Write out the material exactly, leaving every picture behind.

******************************

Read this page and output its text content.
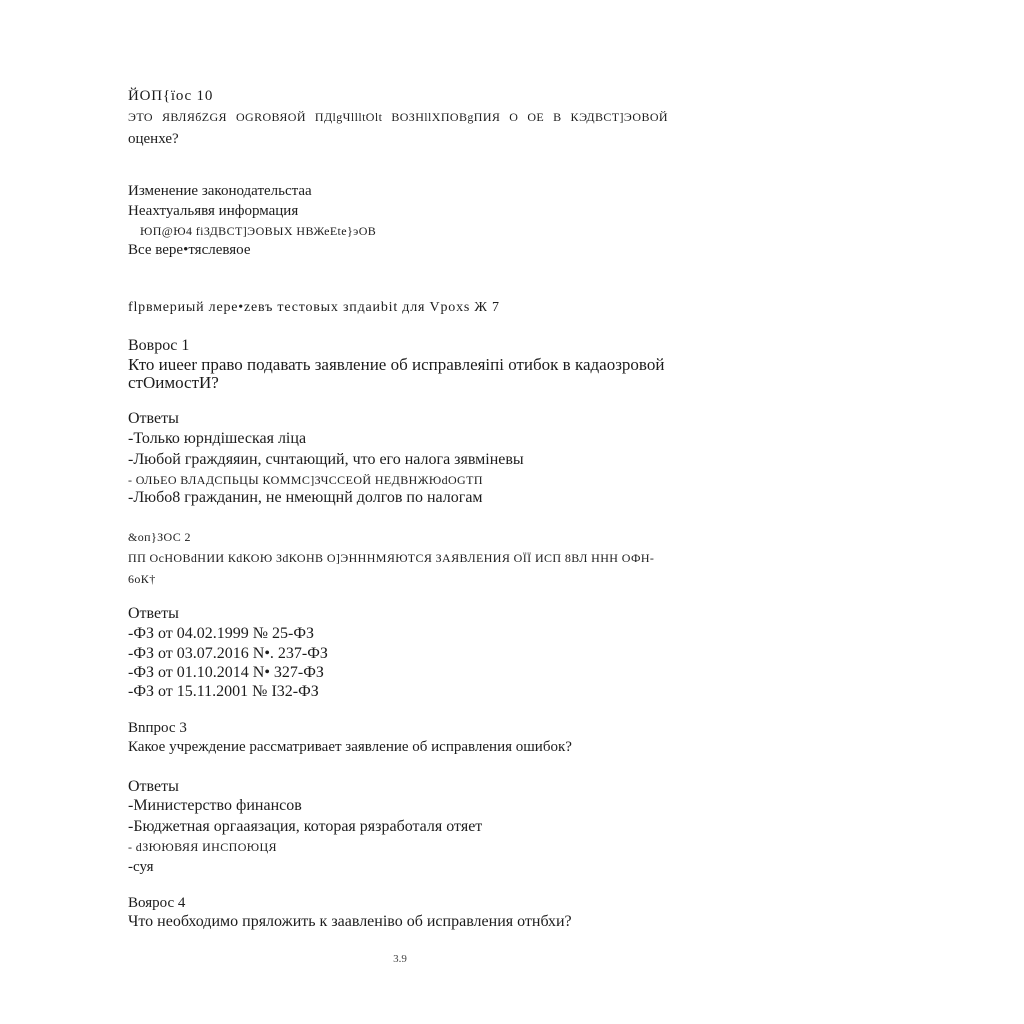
ЙОП{їос 10
ЭТО ЯВЛЯбZGЯ ОGROВЯОЙ ПДlgЧllltOlt ВОЗНllХПОВgПИЯ О ОЕ В КЭДВСТ]ЭОВОЙ
оценхе?
Изменение законодательстаа
Неахтуальявя информация
ЮП@Ю4 fiЗДВСТ]ЭОВЫХ НВЖеЕtе}эОВ
Все вере•тяслевяое
flрвмериый лере•zевъ тестовых зпдаиbit для Vpoxs Ж 7
Вовроc 1
Кто иueer право подавать заявление об исправлеяiпi отибок в кадаозровой
стОимостИ?
Ответы
-Только юрндiшеская лiца
-Любой граждяяин, счнтающий, что его налога зявмiневы
- ОЛЬЕО ВЛАДСПЬЦЫ КОММС]ЗЧССЕОЙ НЕДВНЖЮdОGТП
-Любо8 гражданин, не нмеющнй долгов по налогам
&оп}ЗОС 2
ПП ОсНОВdНИИ КdКОЮ ЗdКОНВ О]ЭНННМЯЮТСЯ ЗАЯВЛЕНИЯ ОЇЇ ИСП 8ВЛ ННН ОФН-
6оК†
Ответы
-ФЗ от 04.02.1999 № 25-ФЗ
-ФЗ от 03.07.2016 N•. 237-ФЗ
-ФЗ от 01.10.2014 N• 327-ФЗ
-ФЗ от 15.11.2001 № I32-ФЗ
Вnпрос 3
Какое учреждение рассматривает заявление об исправления ошибок?
Ответы
-Министерство финансов
-Бюджетная оргааязация, которая рязработаля отяет
- dЗЮЮВЯЯ ИНСПОЮЦЯ
-суя
Воярос 4
Что необходимо пряложить к заавленiво об исправления отнбхи?
3.9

******************************

**EXERCISE ANSWER**
Read this page and output its text content.
ЙОП{їос 10
ЭТО ЯВЛЯбZGЯ ОGROВЯОЙ ПДlgЧllltOlt ВОЗНllХПОВgПИЯ О ОЕ В КЭДВСТ]ЭОВОЙ
оценхе?
Изменение законодательстаа
Неахтуальявя информация
ЮП@Ю4 fiЗДВСТ]ЭОВЫХ НВЖеЕtе}эОВ
Все вере•тяслевяое
flрвмериый лере•zевъ тестовых зпдаиbit для Vpoxs Ж 7
Вовроc 1
Кто иueer право подавать заявление об исправлеяiпi отибок в кадаозровой
стОимостИ?
Ответы
-Только юрндiшеская лiца
-Любой граждяяин, счнтающий, что его налога зявмiневы
- ОЛЬЕО ВЛАДСПЬЦЫ КОММС]ЗЧССЕОЙ НЕДВНЖЮdОGТП
-Любо8 гражданин, не нмеющнй долгов по налогам
&оп}ЗОС 2
ПП ОсНОВdНИИ КdКОЮ ЗdКОНВ О]ЭНННМЯЮТСЯ ЗАЯВЛЕНИЯ ОЇЇ ИСП 8ВЛ ННН ОФН-
6оК†
Ответы
-ФЗ от 04.02.1999 № 25-ФЗ
-ФЗ от 03.07.2016 N•. 237-ФЗ
-ФЗ от 01.10.2014 N• 327-ФЗ
-ФЗ от 15.11.2001 № I32-ФЗ
Вnпрос 3
Какое учреждение рассматривает заявление об исправления ошибок?
Ответы
-Министерство финансов
-Бюджетная оргааязация, которая рязработаля отяет
- dЗЮЮВЯЯ ИНСПОЮЦЯ
-суя
Воярос 4
Что необходимо пряложить к заавленiво об исправления отнбхи?
3.9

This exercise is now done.